**EXERCISE DATA**
-- -- --

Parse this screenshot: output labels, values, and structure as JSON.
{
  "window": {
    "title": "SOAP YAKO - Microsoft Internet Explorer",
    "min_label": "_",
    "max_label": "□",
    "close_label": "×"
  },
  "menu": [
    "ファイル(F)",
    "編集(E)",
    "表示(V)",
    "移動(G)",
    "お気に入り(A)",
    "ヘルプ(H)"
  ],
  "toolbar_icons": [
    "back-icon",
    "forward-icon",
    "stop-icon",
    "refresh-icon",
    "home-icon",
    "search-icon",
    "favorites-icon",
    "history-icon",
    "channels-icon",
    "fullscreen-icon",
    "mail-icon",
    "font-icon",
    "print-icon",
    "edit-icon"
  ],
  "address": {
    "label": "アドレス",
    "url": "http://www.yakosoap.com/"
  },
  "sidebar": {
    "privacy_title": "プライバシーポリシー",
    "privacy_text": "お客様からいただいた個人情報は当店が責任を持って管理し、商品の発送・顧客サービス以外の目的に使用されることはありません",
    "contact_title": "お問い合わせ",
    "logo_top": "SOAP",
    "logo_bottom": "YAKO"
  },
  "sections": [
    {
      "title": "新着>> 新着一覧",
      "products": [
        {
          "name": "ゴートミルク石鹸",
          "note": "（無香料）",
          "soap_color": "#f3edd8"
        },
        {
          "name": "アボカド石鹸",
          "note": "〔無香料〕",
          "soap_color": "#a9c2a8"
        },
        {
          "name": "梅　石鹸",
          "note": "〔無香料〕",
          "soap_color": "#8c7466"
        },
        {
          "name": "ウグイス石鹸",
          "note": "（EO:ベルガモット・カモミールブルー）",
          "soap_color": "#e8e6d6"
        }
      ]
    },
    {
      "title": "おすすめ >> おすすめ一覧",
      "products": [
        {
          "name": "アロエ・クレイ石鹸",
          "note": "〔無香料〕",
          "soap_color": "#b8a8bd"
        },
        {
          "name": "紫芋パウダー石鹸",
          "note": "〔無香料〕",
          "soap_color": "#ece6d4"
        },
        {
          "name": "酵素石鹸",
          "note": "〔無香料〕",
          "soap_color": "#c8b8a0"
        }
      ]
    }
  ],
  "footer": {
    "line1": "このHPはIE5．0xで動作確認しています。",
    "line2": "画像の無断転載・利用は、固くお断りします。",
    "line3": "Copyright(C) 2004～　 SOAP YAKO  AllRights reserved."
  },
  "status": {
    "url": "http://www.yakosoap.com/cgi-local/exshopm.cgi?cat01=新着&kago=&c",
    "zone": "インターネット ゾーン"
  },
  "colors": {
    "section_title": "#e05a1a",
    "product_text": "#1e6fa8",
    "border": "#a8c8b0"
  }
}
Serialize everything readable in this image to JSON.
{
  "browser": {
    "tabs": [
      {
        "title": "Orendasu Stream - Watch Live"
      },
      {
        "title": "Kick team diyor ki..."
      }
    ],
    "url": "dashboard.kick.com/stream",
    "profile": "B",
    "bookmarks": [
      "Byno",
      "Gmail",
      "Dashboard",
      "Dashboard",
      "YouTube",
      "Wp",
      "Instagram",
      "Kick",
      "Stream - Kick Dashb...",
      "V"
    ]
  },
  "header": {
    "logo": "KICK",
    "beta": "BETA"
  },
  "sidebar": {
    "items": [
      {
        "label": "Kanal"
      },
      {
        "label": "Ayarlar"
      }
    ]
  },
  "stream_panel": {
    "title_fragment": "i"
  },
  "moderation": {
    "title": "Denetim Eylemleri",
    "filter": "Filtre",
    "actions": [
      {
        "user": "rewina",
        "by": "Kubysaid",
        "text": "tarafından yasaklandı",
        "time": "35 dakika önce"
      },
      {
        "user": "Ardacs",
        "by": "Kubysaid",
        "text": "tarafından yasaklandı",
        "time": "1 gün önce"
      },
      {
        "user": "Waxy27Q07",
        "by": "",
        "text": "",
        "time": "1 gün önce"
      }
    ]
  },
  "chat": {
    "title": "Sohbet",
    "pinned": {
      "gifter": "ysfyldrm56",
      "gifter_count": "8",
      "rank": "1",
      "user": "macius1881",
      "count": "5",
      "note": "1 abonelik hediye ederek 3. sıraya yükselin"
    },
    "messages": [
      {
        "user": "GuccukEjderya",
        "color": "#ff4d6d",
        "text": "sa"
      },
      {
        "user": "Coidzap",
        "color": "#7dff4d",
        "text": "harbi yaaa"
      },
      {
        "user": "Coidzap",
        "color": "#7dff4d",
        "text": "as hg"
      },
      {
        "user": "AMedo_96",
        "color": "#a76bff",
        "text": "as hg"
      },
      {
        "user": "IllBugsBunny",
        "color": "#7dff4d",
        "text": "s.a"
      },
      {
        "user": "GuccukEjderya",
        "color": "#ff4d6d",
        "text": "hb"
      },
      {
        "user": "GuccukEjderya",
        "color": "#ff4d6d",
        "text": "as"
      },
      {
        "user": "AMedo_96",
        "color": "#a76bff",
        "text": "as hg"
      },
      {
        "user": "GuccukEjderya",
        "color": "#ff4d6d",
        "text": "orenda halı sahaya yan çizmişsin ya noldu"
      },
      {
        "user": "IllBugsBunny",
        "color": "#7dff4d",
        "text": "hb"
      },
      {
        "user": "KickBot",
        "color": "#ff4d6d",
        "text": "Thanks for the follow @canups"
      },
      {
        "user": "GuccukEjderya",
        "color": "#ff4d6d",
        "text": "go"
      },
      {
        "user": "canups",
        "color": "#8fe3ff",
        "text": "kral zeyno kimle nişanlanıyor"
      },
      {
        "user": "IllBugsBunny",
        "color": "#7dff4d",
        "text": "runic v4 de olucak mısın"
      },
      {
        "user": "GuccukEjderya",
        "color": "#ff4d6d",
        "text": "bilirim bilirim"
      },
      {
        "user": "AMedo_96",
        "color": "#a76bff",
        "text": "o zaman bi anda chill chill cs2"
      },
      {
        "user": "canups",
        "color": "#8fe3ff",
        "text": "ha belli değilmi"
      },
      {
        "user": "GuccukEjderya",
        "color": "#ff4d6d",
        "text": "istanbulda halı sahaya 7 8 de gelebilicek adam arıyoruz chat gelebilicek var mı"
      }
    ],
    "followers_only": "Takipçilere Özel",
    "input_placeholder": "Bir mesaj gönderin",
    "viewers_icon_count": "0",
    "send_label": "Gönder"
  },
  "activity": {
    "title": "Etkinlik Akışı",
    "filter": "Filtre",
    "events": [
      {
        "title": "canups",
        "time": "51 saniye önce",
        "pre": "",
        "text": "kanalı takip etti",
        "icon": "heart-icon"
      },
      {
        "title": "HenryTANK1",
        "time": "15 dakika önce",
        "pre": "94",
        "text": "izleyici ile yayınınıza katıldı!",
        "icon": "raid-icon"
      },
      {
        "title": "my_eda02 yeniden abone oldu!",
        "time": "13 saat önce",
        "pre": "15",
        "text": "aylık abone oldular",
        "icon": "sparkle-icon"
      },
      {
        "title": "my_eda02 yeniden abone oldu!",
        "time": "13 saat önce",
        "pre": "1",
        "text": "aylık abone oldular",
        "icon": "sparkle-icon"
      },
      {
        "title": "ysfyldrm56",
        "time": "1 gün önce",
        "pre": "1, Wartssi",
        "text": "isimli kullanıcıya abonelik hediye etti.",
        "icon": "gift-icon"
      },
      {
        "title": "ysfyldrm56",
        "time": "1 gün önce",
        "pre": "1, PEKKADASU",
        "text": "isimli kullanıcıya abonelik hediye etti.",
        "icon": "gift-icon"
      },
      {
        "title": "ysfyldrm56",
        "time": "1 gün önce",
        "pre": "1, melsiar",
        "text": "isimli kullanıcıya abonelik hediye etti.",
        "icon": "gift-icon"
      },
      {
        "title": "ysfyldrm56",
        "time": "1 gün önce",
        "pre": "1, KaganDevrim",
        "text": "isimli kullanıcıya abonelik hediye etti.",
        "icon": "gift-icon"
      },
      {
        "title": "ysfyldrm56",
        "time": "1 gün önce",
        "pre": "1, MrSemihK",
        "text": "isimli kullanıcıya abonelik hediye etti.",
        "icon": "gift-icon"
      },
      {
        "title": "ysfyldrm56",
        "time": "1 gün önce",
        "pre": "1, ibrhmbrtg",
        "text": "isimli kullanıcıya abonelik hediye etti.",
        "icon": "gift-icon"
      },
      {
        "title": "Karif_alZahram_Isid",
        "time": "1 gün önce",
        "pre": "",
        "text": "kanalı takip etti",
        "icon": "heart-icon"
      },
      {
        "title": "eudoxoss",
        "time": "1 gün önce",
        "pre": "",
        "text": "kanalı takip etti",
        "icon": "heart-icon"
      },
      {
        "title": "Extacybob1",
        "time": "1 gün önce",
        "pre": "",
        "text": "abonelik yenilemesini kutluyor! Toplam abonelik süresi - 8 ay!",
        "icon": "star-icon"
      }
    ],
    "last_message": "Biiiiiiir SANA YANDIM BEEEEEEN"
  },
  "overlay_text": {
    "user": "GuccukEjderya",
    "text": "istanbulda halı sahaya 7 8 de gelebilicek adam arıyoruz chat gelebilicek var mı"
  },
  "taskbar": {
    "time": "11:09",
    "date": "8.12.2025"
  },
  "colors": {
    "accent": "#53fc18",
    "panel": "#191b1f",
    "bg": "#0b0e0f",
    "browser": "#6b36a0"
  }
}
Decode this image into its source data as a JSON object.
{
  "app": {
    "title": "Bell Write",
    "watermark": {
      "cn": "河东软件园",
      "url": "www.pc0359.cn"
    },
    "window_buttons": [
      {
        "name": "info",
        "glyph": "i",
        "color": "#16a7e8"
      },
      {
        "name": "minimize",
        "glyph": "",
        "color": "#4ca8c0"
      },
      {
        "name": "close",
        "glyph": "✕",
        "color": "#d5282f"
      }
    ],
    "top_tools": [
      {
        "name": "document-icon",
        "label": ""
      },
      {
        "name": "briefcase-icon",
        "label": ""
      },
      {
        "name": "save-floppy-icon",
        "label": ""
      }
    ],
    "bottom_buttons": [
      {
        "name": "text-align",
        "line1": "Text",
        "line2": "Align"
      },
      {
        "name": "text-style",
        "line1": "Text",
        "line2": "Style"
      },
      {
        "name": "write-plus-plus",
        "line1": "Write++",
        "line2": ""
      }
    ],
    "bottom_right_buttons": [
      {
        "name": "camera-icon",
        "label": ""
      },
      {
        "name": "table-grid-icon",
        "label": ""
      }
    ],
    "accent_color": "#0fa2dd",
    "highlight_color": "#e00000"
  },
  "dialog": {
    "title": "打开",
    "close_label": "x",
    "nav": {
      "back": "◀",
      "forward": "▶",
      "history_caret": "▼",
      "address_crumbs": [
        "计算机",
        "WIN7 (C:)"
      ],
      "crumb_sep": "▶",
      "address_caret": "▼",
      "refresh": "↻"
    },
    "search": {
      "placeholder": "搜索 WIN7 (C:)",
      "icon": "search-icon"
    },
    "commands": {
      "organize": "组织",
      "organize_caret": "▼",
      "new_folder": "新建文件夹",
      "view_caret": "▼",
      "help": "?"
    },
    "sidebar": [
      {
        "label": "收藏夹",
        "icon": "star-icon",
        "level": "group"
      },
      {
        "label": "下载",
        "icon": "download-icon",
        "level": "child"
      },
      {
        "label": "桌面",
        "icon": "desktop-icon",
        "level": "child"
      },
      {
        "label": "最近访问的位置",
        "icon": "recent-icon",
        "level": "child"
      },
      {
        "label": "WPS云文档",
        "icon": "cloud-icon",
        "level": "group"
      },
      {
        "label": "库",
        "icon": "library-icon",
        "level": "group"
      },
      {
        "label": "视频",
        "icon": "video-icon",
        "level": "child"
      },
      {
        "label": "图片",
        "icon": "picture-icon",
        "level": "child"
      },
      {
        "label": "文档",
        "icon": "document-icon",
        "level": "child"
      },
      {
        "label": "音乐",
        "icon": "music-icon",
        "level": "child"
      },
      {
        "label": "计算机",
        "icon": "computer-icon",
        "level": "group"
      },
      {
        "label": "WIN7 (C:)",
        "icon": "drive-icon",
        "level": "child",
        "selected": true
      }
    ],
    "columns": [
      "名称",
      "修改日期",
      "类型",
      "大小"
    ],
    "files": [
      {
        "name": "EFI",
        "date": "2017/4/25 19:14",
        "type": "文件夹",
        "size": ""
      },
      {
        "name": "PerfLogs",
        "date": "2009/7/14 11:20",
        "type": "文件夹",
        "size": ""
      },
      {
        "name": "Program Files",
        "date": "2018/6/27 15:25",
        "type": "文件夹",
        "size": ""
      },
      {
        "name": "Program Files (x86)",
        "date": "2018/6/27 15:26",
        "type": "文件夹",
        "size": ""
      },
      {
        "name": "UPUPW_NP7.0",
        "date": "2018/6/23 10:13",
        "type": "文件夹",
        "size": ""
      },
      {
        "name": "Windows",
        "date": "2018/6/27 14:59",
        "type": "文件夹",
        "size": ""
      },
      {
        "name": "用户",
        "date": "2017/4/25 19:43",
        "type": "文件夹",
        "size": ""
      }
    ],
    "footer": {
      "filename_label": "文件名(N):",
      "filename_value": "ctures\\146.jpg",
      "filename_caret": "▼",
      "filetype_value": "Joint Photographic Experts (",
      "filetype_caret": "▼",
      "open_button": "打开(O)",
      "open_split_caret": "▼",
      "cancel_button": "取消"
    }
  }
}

-- -- --

**EXERCISE REQUIREMENTS**
Gather each line holding the string "istanbulda".

**EXERCISE SOLUTION**
        "text": "istanbulda halı sahaya 7 8 de gelebilicek adam arıyoruz chat gelebilicek var mı"
    "text": "istanbulda halı sahaya 7 8 de gelebilicek adam arıyoruz chat gelebilicek var mı"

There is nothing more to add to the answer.